RECORDED DATA:
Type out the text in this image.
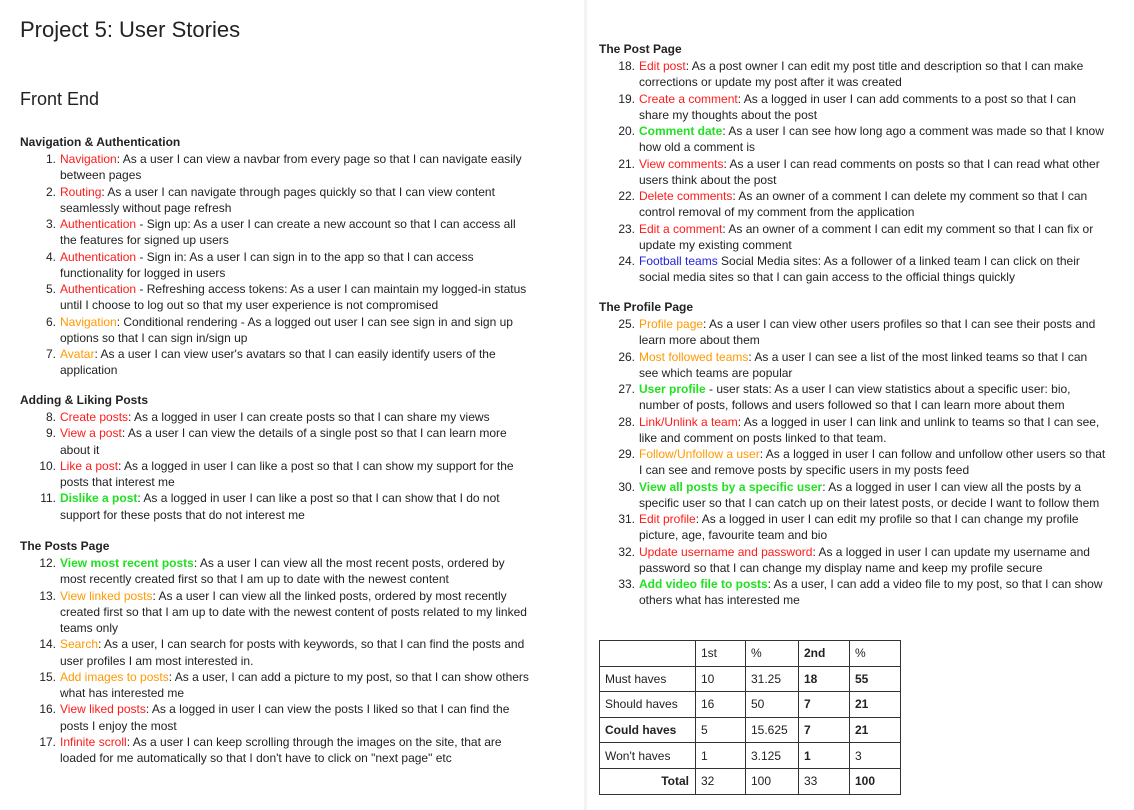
Project 5: User Stories
Front End
Navigation & Authentication
1. Navigation: As a user I can view a navbar from every page so that I can navigate easily between pages
2. Routing: As a user I can navigate through pages quickly so that I can view content seamlessly without page refresh
3. Authentication - Sign up: As a user I can create a new account so that I can access all the features for signed up users
4. Authentication - Sign in: As a user I can sign in to the app so that I can access functionality for logged in users
5. Authentication - Refreshing access tokens: As a user I can maintain my logged-in status until I choose to log out so that my user experience is not compromised
6. Navigation: Conditional rendering - As a logged out user I can see sign in and sign up options so that I can sign in/sign up
7. Avatar: As a user I can view user's avatars so that I can easily identify users of the application
Adding & Liking Posts
8. Create posts: As a logged in user I can create posts so that I can share my views
9. View a post: As a user I can view the details of a single post so that I can learn more about it
10. Like a post: As a logged in user I can like a post so that I can show my support for the posts that interest me
11. Dislike a post: As a logged in user I can like a post so that I can show that I do not support for these posts that do not interest me
The Posts Page
12. View most recent posts: As a user I can view all the most recent posts, ordered by most recently created first so that I am up to date with the newest content
13. View linked posts: As a user I can view all the linked posts, ordered by most recently created first so that I am up to date with the newest content of posts related to my linked teams only
14. Search: As a user, I can search for posts with keywords, so that I can find the posts and user profiles I am most interested in.
15. Add images to posts: As a user, I can add a picture to my post, so that I can show others what has interested me
16. View liked posts: As a logged in user I can view the posts I liked so that I can find the posts I enjoy the most
17. Infinite scroll: As a user I can keep scrolling through the images on the site, that are loaded for me automatically so that I don't have to click on "next page" etc
The Post Page
18. Edit post: As a post owner I can edit my post title and description so that I can make corrections or update my post after it was created
19. Create a comment: As a logged in user I can add comments to a post so that I can share my thoughts about the post
20. Comment date: As a user I can see how long ago a comment was made so that I know how old a comment is
21. View comments: As a user I can read comments on posts so that I can read what other users think about the post
22. Delete comments: As an owner of a comment I can delete my comment so that I can control removal of my comment from the application
23. Edit a comment: As an owner of a comment I can edit my comment so that I can fix or update my existing comment
24. Football teams Social Media sites: As a follower of a linked team I can click on their social media sites so that I can gain access to the official things quickly
The Profile Page
25. Profile page: As a user I can view other users profiles so that I can see their posts and learn more about them
26. Most followed teams: As a user I can see a list of the most linked teams so that I can see which teams are popular
27. User profile - user stats: As a user I can view statistics about a specific user: bio, number of posts, follows and users followed so that I can learn more about them
28. Link/Unlink a team: As a logged in user I can link and unlink to teams so that I can see, like and comment on posts linked to that team.
29. Follow/Unfollow a user: As a logged in user I can follow and unfollow other users so that I can see and remove posts by specific users in my posts feed
30. View all posts by a specific user: As a logged in user I can view all the posts by a specific user so that I can catch up on their latest posts, or decide I want to follow them
31. Edit profile: As a logged in user I can edit my profile so that I can change my profile picture, age, favourite team and bio
32. Update username and password: As a logged in user I can update my username and password so that I can change my display name and keep my profile secure
33. Add video file to posts: As a user, I can add a video file to my post, so that I can show others what has interested me
	1st	%	2nd	%
Must haves	10	31.25	18	55
Should haves	16	50	7	21
Could haves	5	15.625	7	21
Won't haves	1	3.125	1	3
Total	32	100	33	100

TASK:
Repeat each record exactly as shown above, dropping all images.

THE SOLUTION:
Type out the text in this image.
Project 5: User Stories
Front End
Navigation & Authentication
1. Navigation: As a user I can view a navbar from every page so that I can navigate easily between pages
2. Routing: As a user I can navigate through pages quickly so that I can view content seamlessly without page refresh
3. Authentication - Sign up: As a user I can create a new account so that I can access all the features for signed up users
4. Authentication - Sign in: As a user I can sign in to the app so that I can access functionality for logged in users
5. Authentication - Refreshing access tokens: As a user I can maintain my logged-in status until I choose to log out so that my user experience is not compromised
6. Navigation: Conditional rendering - As a logged out user I can see sign in and sign up options so that I can sign in/sign up
7. Avatar: As a user I can view user's avatars so that I can easily identify users of the application
Adding & Liking Posts
8. Create posts: As a logged in user I can create posts so that I can share my views
9. View a post: As a user I can view the details of a single post so that I can learn more about it
10. Like a post: As a logged in user I can like a post so that I can show my support for the posts that interest me
11. Dislike a post: As a logged in user I can like a post so that I can show that I do not support for these posts that do not interest me
The Posts Page
12. View most recent posts: As a user I can view all the most recent posts, ordered by most recently created first so that I am up to date with the newest content
13. View linked posts: As a user I can view all the linked posts, ordered by most recently created first so that I am up to date with the newest content of posts related to my linked teams only
14. Search: As a user, I can search for posts with keywords, so that I can find the posts and user profiles I am most interested in.
15. Add images to posts: As a user, I can add a picture to my post, so that I can show others what has interested me
16. View liked posts: As a logged in user I can view the posts I liked so that I can find the posts I enjoy the most
17. Infinite scroll: As a user I can keep scrolling through the images on the site, that are loaded for me automatically so that I don't have to click on "next page" etc
The Post Page
18. Edit post: As a post owner I can edit my post title and description so that I can make corrections or update my post after it was created
19. Create a comment: As a logged in user I can add comments to a post so that I can share my thoughts about the post
20. Comment date: As a user I can see how long ago a comment was made so that I know how old a comment is
21. View comments: As a user I can read comments on posts so that I can read what other users think about the post
22. Delete comments: As an owner of a comment I can delete my comment so that I can control removal of my comment from the application
23. Edit a comment: As an owner of a comment I can edit my comment so that I can fix or update my existing comment
24. Football teams Social Media sites: As a follower of a linked team I can click on their social media sites so that I can gain access to the official things quickly
The Profile Page
25. Profile page: As a user I can view other users profiles so that I can see their posts and learn more about them
26. Most followed teams: As a user I can see a list of the most linked teams so that I can see which teams are popular
27. User profile - user stats: As a user I can view statistics about a specific user: bio, number of posts, follows and users followed so that I can learn more about them
28. Link/Unlink a team: As a logged in user I can link and unlink to teams so that I can see, like and comment on posts linked to that team.
29. Follow/Unfollow a user: As a logged in user I can follow and unfollow other users so that I can see and remove posts by specific users in my posts feed
30. View all posts by a specific user: As a logged in user I can view all the posts by a specific user so that I can catch up on their latest posts, or decide I want to follow them
31. Edit profile: As a logged in user I can edit my profile so that I can change my profile picture, age, favourite team and bio
32. Update username and password: As a logged in user I can update my username and password so that I can change my display name and keep my profile secure
33. Add video file to posts: As a user, I can add a video file to my post, so that I can show others what has interested me
	1st	%	2nd	%
Must haves	10	31.25	18	55
Should haves	16	50	7	21
Could haves	5	15.625	7	21
Won't haves	1	3.125	1	3
Total	32	100	33	100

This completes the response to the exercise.